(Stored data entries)
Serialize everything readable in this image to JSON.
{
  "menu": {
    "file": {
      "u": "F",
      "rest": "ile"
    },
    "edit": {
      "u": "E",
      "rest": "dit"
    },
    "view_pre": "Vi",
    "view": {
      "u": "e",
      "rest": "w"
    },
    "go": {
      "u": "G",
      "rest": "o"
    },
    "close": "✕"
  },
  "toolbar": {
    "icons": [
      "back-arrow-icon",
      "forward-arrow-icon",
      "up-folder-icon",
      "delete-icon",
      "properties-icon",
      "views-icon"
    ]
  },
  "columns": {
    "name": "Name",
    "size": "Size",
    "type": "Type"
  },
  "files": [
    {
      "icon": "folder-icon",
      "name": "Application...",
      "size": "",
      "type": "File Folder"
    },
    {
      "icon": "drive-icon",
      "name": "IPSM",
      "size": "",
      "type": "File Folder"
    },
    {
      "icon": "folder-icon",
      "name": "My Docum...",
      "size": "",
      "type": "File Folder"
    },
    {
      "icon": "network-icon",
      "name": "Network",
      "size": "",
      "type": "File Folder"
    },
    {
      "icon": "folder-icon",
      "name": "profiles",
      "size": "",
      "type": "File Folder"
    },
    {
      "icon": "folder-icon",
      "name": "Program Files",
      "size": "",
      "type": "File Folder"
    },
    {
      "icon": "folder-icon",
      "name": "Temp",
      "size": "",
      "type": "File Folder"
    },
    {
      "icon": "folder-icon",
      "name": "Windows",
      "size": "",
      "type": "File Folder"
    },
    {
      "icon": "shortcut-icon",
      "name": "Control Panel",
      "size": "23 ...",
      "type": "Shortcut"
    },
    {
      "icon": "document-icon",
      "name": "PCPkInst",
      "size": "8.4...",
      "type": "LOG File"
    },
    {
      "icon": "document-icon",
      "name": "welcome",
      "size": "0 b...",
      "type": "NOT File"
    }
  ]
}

◆ Task to complete:
Copy every line of the data that holds the string "name".

◆ Written answer:
    "name": "Name",
      "name": "Application...",
      "name": "IPSM",
      "name": "My Docum...",
      "name": "Network",
      "name": "profiles",
      "name": "Program Files",
      "name": "Temp",
      "name": "Windows",
      "name": "Control Panel",
      "name": "PCPkInst",
      "name": "welcome",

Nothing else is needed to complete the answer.